### [Set task]
Copy each line of the data below with the word "Karl".
»»
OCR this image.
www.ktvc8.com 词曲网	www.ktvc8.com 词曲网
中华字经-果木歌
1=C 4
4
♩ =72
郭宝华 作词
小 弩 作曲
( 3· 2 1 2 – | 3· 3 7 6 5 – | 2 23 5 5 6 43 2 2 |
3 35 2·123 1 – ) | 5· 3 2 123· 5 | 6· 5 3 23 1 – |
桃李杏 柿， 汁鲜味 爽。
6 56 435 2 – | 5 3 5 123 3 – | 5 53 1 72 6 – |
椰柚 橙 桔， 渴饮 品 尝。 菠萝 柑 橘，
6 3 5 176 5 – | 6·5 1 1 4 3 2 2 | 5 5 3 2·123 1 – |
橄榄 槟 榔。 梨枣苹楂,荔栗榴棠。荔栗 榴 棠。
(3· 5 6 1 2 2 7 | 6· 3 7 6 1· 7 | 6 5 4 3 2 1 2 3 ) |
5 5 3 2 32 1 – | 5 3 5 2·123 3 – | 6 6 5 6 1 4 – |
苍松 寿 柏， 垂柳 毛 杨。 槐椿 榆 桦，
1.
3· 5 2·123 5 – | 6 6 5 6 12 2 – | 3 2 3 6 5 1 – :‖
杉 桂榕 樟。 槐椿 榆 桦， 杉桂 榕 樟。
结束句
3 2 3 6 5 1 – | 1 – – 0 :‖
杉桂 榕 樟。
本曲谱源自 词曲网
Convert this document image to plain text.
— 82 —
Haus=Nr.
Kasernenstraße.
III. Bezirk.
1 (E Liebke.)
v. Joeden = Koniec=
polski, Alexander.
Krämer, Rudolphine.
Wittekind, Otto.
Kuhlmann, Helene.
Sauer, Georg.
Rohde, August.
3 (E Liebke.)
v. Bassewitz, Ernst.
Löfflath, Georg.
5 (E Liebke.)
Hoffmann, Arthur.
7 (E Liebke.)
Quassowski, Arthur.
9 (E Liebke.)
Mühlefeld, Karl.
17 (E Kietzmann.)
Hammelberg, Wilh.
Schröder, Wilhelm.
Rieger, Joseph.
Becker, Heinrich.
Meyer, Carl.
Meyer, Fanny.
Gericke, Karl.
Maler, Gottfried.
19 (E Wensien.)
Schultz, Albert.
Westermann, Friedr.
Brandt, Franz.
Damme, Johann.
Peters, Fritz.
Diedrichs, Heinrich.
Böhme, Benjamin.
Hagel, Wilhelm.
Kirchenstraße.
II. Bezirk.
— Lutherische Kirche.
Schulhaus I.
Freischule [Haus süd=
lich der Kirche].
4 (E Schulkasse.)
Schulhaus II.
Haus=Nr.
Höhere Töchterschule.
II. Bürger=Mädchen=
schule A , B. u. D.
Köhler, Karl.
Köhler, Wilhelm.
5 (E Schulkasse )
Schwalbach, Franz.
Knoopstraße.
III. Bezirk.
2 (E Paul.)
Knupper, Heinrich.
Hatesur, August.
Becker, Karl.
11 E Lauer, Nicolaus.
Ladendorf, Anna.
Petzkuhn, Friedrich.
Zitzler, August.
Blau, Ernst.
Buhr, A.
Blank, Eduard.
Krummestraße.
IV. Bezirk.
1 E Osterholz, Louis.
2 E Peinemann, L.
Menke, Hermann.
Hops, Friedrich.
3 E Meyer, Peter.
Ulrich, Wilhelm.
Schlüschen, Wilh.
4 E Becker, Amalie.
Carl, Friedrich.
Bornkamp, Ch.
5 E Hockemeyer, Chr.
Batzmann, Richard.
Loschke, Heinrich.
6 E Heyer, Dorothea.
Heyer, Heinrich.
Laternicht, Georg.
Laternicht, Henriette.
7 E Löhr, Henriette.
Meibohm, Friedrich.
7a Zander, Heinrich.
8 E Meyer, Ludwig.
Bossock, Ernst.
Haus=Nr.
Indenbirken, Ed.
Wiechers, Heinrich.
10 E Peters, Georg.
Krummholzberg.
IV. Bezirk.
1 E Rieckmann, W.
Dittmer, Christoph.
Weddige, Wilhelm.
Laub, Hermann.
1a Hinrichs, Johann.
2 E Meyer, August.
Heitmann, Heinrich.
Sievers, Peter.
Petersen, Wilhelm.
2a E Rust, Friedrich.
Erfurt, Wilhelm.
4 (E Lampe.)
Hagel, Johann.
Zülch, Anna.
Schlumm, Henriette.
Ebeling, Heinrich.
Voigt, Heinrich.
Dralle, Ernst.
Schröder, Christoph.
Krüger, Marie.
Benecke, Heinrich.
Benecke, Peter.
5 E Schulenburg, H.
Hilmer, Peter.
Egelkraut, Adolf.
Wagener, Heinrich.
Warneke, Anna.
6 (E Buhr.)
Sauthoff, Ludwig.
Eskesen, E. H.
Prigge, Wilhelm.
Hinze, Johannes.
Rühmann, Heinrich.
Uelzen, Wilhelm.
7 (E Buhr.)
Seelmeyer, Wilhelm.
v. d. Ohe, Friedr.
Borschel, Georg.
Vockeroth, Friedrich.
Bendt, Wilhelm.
««
### [Finished task]
Mühlefeld, Karl.
Gericke, Karl.
Köhler, Karl.
Becker, Karl.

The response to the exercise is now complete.